_Data entries for graphics_
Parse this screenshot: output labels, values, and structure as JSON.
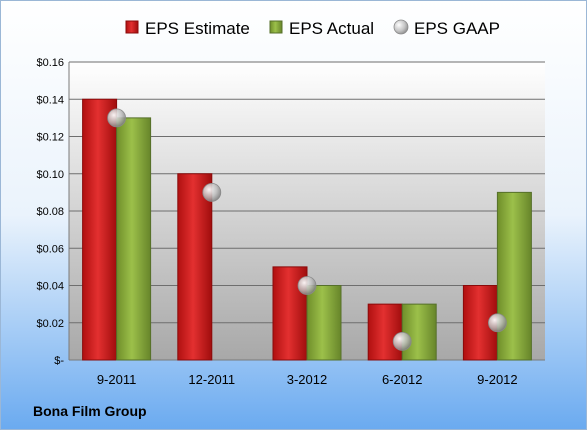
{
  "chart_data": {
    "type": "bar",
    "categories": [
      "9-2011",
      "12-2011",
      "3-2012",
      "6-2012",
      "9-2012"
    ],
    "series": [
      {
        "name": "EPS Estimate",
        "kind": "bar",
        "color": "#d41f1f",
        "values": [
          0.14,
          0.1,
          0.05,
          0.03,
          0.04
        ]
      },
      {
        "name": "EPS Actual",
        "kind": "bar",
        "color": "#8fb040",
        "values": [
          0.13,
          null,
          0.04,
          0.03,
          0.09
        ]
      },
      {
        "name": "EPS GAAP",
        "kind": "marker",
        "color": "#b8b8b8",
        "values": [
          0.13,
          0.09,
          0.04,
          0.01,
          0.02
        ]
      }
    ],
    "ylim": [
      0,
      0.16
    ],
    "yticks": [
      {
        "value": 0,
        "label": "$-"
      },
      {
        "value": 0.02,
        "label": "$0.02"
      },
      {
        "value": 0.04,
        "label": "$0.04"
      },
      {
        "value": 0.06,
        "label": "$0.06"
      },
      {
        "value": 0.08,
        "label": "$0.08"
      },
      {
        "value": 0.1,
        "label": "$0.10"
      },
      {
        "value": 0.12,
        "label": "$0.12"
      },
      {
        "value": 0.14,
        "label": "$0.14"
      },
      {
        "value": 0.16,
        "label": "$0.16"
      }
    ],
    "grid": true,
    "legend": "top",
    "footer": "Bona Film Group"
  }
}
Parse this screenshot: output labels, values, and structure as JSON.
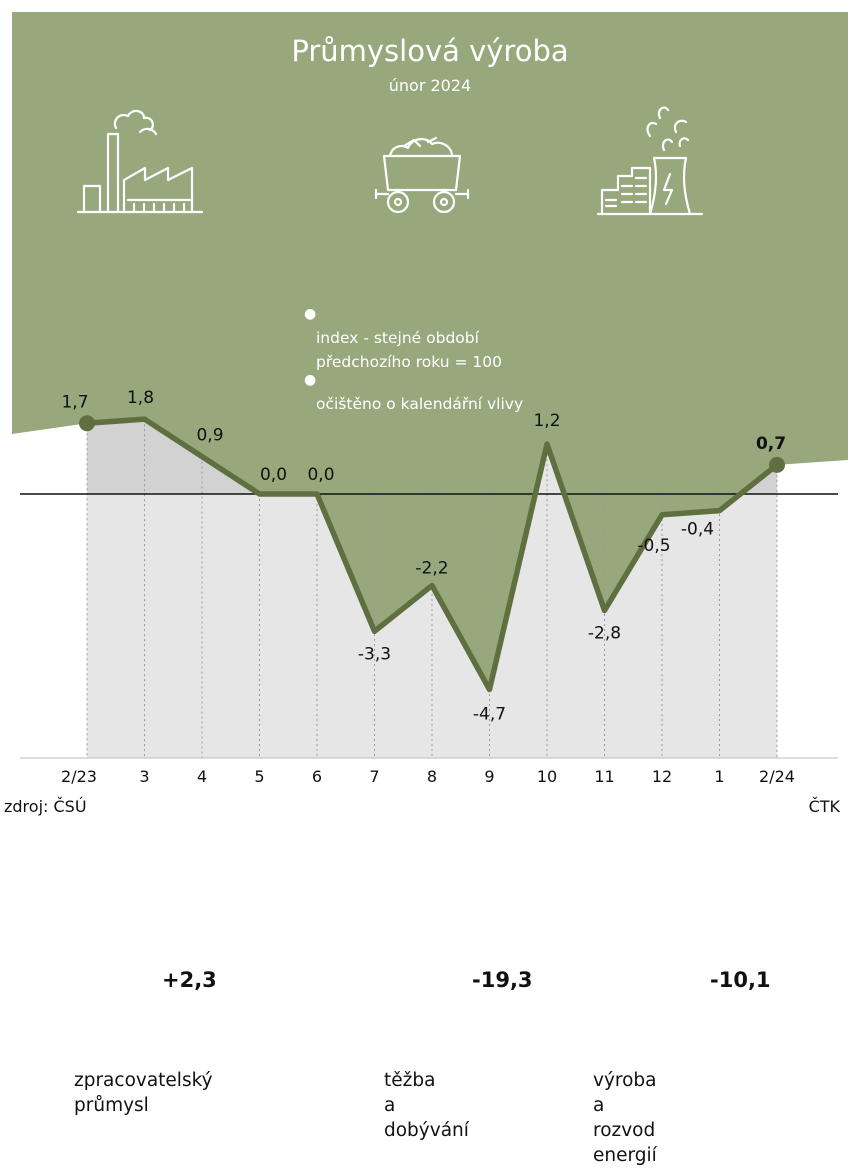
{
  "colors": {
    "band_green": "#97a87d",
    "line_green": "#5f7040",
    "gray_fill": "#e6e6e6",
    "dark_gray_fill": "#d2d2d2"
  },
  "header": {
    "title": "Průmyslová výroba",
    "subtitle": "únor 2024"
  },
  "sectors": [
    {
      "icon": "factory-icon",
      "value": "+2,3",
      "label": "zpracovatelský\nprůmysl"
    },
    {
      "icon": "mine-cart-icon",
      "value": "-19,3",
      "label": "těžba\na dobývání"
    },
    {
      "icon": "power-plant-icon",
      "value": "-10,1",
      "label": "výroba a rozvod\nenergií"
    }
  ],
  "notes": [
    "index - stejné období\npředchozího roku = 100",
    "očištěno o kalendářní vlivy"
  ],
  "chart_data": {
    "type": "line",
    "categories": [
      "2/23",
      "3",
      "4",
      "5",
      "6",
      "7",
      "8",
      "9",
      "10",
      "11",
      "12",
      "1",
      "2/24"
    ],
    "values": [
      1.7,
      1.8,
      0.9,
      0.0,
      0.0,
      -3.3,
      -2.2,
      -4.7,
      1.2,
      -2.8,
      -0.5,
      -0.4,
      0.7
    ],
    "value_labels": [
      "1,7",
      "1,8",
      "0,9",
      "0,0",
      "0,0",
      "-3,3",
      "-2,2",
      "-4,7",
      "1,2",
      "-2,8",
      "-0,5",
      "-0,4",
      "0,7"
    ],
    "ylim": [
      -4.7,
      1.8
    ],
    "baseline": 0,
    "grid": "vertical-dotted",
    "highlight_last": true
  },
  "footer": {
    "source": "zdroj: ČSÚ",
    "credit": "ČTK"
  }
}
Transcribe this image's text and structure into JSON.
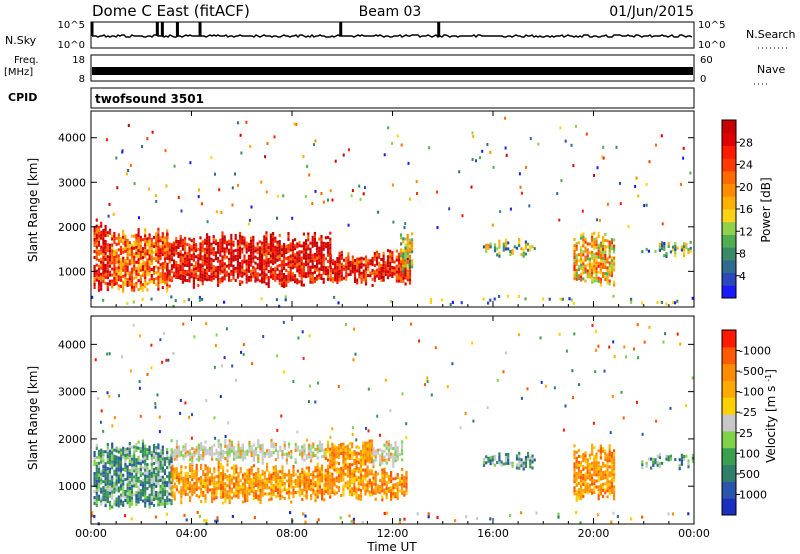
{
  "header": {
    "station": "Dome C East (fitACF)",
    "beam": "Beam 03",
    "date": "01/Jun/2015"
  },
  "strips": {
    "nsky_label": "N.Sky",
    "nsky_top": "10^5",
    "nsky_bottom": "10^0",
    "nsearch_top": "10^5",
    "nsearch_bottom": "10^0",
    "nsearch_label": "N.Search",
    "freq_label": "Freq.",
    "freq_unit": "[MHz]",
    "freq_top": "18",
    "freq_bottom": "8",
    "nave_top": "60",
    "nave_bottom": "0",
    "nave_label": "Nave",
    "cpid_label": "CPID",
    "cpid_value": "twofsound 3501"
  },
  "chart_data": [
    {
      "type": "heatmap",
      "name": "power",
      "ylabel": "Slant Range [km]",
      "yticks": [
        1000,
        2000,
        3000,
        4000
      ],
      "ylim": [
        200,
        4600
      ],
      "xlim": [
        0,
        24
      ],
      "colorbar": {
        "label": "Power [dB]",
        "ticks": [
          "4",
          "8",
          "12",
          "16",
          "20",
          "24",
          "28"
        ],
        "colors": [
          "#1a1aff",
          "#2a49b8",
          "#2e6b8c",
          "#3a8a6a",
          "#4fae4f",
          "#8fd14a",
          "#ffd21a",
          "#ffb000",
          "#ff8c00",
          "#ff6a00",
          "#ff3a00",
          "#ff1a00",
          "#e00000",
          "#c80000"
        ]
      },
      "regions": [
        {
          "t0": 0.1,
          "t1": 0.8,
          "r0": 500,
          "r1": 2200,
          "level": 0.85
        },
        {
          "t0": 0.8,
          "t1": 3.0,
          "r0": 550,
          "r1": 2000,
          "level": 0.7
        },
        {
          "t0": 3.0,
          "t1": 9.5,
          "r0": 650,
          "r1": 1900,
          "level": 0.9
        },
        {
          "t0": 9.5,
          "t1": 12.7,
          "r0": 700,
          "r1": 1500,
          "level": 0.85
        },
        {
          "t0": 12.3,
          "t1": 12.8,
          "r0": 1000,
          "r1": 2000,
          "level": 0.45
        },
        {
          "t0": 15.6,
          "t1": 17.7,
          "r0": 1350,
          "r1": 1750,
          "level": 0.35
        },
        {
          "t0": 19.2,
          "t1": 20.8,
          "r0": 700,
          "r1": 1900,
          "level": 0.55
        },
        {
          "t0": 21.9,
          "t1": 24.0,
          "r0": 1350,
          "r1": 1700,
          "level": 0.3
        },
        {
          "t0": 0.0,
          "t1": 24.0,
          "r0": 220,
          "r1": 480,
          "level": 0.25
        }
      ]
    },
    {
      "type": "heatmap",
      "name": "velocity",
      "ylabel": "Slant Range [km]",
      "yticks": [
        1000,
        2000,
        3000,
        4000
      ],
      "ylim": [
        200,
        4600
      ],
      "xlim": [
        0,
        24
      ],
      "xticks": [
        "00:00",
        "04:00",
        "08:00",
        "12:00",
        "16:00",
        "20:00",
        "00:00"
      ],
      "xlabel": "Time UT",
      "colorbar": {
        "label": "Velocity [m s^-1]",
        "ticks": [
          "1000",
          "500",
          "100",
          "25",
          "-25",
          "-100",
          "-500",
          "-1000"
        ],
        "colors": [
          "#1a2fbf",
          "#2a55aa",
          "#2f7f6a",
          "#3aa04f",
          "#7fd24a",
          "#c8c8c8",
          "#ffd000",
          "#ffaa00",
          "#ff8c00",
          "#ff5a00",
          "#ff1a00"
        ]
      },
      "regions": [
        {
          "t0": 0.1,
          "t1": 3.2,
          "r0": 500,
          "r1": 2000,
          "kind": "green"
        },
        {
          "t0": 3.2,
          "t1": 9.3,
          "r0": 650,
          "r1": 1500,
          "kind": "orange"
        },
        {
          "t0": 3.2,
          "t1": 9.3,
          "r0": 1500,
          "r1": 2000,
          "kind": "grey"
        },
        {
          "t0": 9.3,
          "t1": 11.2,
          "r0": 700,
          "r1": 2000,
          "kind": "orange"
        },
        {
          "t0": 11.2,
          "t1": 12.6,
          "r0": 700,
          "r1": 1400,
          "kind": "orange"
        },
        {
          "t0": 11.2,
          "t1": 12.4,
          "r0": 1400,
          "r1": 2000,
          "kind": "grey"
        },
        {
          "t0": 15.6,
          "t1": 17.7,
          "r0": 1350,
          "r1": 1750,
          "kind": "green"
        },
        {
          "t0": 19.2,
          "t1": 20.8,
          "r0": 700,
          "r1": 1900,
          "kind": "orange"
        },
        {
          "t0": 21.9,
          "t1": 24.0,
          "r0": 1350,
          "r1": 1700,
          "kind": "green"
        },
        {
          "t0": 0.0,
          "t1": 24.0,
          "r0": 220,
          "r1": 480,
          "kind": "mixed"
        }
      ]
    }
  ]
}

_Goal_
For the entries above, count the lines that contain the string "icon", and state that number without further comment.

_Complete output_
3